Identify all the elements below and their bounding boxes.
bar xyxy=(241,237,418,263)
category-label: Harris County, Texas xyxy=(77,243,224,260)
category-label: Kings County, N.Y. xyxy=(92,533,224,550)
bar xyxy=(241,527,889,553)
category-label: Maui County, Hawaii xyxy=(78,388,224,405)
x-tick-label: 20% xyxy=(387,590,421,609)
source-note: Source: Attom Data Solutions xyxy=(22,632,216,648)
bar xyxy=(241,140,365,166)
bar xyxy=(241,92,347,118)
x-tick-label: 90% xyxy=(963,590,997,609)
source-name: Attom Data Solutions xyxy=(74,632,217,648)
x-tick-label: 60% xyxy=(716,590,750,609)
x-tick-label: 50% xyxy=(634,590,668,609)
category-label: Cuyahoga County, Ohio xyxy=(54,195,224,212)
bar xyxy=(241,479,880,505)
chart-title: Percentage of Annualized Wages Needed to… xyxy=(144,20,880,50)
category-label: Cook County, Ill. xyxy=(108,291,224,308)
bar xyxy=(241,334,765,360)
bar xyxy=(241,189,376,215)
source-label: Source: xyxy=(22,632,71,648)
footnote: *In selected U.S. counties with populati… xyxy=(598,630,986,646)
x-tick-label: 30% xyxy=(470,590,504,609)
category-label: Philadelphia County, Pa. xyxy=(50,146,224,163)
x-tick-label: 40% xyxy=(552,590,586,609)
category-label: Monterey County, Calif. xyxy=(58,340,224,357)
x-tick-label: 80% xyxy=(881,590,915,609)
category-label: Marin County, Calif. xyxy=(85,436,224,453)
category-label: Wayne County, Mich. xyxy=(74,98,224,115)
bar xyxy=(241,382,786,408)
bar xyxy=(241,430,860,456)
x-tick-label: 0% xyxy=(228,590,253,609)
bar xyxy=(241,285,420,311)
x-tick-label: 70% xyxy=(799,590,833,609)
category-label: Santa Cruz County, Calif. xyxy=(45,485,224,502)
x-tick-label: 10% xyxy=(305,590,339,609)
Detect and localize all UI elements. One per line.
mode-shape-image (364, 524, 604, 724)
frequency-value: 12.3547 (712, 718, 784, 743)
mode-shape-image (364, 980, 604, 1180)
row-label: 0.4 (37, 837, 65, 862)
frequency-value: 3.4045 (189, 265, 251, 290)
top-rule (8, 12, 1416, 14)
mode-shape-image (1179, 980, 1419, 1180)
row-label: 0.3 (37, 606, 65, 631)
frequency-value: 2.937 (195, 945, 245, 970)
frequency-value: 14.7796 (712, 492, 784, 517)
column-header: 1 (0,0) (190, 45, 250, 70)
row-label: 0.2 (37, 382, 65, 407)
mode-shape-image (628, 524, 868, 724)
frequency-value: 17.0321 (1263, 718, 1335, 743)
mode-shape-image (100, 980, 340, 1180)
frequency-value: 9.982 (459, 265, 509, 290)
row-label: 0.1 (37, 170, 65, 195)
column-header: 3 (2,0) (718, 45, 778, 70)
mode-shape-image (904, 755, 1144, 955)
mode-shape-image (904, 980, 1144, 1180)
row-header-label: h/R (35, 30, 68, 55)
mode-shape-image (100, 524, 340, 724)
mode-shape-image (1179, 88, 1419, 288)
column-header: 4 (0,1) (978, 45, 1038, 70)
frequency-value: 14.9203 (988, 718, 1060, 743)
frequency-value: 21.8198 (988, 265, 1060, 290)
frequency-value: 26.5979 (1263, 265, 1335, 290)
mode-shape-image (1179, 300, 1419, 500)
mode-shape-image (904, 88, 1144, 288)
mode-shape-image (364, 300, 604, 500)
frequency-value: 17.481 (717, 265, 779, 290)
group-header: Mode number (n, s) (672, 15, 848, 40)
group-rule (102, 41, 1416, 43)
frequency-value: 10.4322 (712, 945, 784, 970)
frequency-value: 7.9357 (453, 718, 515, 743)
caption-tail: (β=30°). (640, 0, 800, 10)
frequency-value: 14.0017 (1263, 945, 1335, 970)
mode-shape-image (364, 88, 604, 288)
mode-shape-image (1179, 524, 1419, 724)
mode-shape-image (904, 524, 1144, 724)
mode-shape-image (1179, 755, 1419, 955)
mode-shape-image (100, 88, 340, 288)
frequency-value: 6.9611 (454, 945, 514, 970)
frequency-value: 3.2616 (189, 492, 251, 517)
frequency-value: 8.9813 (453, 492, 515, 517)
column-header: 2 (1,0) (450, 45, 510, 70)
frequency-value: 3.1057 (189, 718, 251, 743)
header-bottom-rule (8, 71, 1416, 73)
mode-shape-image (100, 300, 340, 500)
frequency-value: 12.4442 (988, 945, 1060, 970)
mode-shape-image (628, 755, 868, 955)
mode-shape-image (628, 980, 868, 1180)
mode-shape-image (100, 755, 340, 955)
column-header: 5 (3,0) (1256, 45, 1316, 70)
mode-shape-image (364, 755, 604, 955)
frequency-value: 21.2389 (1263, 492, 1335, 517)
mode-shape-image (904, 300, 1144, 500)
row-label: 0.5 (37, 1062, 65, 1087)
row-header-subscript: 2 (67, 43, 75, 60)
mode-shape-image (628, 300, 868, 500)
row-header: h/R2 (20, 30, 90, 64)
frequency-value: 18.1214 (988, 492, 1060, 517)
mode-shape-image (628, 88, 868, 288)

Exercise objective:
Please output every line of the listing above, unchanged and in the same order.

Written solution:
Identify all the elements below and their bounding boxes.
bar xyxy=(241,237,418,263)
category-label: Harris County, Texas xyxy=(77,243,224,260)
category-label: Kings County, N.Y. xyxy=(92,533,224,550)
bar xyxy=(241,527,889,553)
category-label: Maui County, Hawaii xyxy=(78,388,224,405)
x-tick-label: 20% xyxy=(387,590,421,609)
source-note: Source: Attom Data Solutions xyxy=(22,632,216,648)
bar xyxy=(241,140,365,166)
bar xyxy=(241,92,347,118)
x-tick-label: 90% xyxy=(963,590,997,609)
source-name: Attom Data Solutions xyxy=(74,632,217,648)
x-tick-label: 60% xyxy=(716,590,750,609)
x-tick-label: 50% xyxy=(634,590,668,609)
category-label: Cuyahoga County, Ohio xyxy=(54,195,224,212)
bar xyxy=(241,479,880,505)
chart-title: Percentage of Annualized Wages Needed to… xyxy=(144,20,880,50)
category-label: Cook County, Ill. xyxy=(108,291,224,308)
bar xyxy=(241,334,765,360)
bar xyxy=(241,189,376,215)
source-label: Source: xyxy=(22,632,71,648)
footnote: *In selected U.S. counties with populati… xyxy=(598,630,986,646)
x-tick-label: 30% xyxy=(470,590,504,609)
category-label: Philadelphia County, Pa. xyxy=(50,146,224,163)
x-tick-label: 40% xyxy=(552,590,586,609)
category-label: Monterey County, Calif. xyxy=(58,340,224,357)
x-tick-label: 80% xyxy=(881,590,915,609)
category-label: Marin County, Calif. xyxy=(85,436,224,453)
category-label: Wayne County, Mich. xyxy=(74,98,224,115)
bar xyxy=(241,382,786,408)
bar xyxy=(241,430,860,456)
x-tick-label: 0% xyxy=(228,590,253,609)
bar xyxy=(241,285,420,311)
x-tick-label: 70% xyxy=(799,590,833,609)
category-label: Santa Cruz County, Calif. xyxy=(45,485,224,502)
x-tick-label: 10% xyxy=(305,590,339,609)
Detect and localize all UI elements. One per line.
mode-shape-image (364, 524, 604, 724)
frequency-value: 12.3547 (712, 718, 784, 743)
mode-shape-image (364, 980, 604, 1180)
row-label: 0.4 (37, 837, 65, 862)
frequency-value: 3.4045 (189, 265, 251, 290)
top-rule (8, 12, 1416, 14)
mode-shape-image (1179, 980, 1419, 1180)
row-label: 0.3 (37, 606, 65, 631)
frequency-value: 2.937 (195, 945, 245, 970)
frequency-value: 14.7796 (712, 492, 784, 517)
column-header: 1 (0,0) (190, 45, 250, 70)
row-label: 0.2 (37, 382, 65, 407)
mode-shape-image (628, 524, 868, 724)
frequency-value: 17.0321 (1263, 718, 1335, 743)
mode-shape-image (100, 980, 340, 1180)
frequency-value: 9.982 (459, 265, 509, 290)
row-label: 0.1 (37, 170, 65, 195)
column-header: 3 (2,0) (718, 45, 778, 70)
mode-shape-image (904, 755, 1144, 955)
mode-shape-image (904, 980, 1144, 1180)
row-header-label: h/R (35, 30, 68, 55)
mode-shape-image (100, 524, 340, 724)
mode-shape-image (1179, 88, 1419, 288)
column-header: 4 (0,1) (978, 45, 1038, 70)
frequency-value: 14.9203 (988, 718, 1060, 743)
frequency-value: 21.8198 (988, 265, 1060, 290)
frequency-value: 26.5979 (1263, 265, 1335, 290)
mode-shape-image (1179, 300, 1419, 500)
mode-shape-image (904, 88, 1144, 288)
mode-shape-image (364, 300, 604, 500)
frequency-value: 17.481 (717, 265, 779, 290)
group-header: Mode number (n, s) (672, 15, 848, 40)
group-rule (102, 41, 1416, 43)
frequency-value: 10.4322 (712, 945, 784, 970)
frequency-value: 7.9357 (453, 718, 515, 743)
caption-tail: (β=30°). (640, 0, 800, 10)
frequency-value: 14.0017 (1263, 945, 1335, 970)
mode-shape-image (364, 88, 604, 288)
mode-shape-image (1179, 524, 1419, 724)
mode-shape-image (904, 524, 1144, 724)
mode-shape-image (1179, 755, 1419, 955)
mode-shape-image (100, 88, 340, 288)
frequency-value: 6.9611 (454, 945, 514, 970)
frequency-value: 3.2616 (189, 492, 251, 517)
frequency-value: 8.9813 (453, 492, 515, 517)
column-header: 2 (1,0) (450, 45, 510, 70)
frequency-value: 3.1057 (189, 718, 251, 743)
header-bottom-rule (8, 71, 1416, 73)
mode-shape-image (100, 300, 340, 500)
frequency-value: 12.4442 (988, 945, 1060, 970)
mode-shape-image (628, 755, 868, 955)
mode-shape-image (628, 980, 868, 1180)
mode-shape-image (100, 755, 340, 955)
column-header: 5 (3,0) (1256, 45, 1316, 70)
mode-shape-image (364, 755, 604, 955)
frequency-value: 21.2389 (1263, 492, 1335, 517)
mode-shape-image (904, 300, 1144, 500)
row-label: 0.5 (37, 1062, 65, 1087)
row-header-subscript: 2 (67, 43, 75, 60)
mode-shape-image (628, 300, 868, 500)
row-header: h/R2 (20, 30, 90, 64)
frequency-value: 18.1214 (988, 492, 1060, 517)
mode-shape-image (628, 88, 868, 288)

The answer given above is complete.